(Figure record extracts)
★ ★ ★ ★ ★
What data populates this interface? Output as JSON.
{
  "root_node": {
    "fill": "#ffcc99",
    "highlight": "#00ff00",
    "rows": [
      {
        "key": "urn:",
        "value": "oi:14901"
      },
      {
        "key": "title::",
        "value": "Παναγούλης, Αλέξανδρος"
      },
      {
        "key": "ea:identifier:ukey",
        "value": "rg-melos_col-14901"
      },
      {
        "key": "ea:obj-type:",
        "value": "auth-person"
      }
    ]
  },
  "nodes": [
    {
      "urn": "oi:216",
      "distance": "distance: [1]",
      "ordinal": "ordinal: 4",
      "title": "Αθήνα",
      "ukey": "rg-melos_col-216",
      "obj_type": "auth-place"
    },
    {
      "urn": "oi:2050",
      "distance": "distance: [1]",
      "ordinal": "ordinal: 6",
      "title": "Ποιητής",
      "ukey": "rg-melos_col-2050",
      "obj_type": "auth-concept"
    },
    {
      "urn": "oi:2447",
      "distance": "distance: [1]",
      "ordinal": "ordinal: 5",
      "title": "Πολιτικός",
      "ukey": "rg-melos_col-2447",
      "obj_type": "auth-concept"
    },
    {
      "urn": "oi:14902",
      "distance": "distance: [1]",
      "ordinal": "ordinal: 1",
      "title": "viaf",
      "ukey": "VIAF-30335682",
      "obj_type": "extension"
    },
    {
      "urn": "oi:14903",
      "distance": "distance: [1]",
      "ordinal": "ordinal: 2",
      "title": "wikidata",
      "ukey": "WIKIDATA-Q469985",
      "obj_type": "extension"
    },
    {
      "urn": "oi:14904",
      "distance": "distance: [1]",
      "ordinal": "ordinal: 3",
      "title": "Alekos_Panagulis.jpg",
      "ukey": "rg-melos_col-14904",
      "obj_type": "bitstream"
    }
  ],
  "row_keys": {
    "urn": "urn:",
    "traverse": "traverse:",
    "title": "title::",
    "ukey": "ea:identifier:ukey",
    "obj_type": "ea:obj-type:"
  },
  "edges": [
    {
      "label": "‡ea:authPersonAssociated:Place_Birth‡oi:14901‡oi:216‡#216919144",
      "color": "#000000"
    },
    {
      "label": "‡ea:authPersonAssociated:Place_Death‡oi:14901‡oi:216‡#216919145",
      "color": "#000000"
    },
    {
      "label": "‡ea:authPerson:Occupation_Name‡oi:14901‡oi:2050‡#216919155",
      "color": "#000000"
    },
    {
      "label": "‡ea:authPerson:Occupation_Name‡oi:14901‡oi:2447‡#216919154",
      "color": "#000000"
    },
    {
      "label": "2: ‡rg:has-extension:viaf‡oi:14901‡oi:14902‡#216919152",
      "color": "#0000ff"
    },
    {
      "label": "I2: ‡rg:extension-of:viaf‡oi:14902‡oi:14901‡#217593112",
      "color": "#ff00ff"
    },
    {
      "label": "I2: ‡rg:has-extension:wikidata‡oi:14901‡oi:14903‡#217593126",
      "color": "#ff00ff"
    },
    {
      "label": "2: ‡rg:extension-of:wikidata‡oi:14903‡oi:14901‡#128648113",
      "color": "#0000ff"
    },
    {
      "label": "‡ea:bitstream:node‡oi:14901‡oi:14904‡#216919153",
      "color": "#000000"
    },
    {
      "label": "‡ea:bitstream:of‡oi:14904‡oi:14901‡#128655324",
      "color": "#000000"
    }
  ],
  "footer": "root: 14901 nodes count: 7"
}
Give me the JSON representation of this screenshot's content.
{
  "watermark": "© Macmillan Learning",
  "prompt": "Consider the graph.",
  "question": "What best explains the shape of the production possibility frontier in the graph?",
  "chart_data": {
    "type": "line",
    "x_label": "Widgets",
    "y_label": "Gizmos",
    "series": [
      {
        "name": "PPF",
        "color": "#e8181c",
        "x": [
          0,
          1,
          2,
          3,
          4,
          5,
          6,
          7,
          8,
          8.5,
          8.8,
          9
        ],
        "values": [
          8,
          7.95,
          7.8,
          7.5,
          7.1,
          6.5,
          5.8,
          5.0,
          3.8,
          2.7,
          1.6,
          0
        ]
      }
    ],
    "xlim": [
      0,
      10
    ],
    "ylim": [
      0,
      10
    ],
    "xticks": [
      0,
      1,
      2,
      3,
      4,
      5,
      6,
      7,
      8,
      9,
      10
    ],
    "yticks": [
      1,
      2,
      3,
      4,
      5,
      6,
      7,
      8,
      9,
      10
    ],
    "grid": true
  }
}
★ ★ ★ ★ ★
**Problem to solve**
Search the lines for "title". Copy each line that has it.

**Complete answer**
        "key": "title::",
      "title": "Αθήνα",
      "title": "Ποιητής",
      "title": "Πολιτικός",
      "title": "viaf",
      "title": "wikidata",
      "title": "Alekos_Panagulis.jpg",
    "title": "title::",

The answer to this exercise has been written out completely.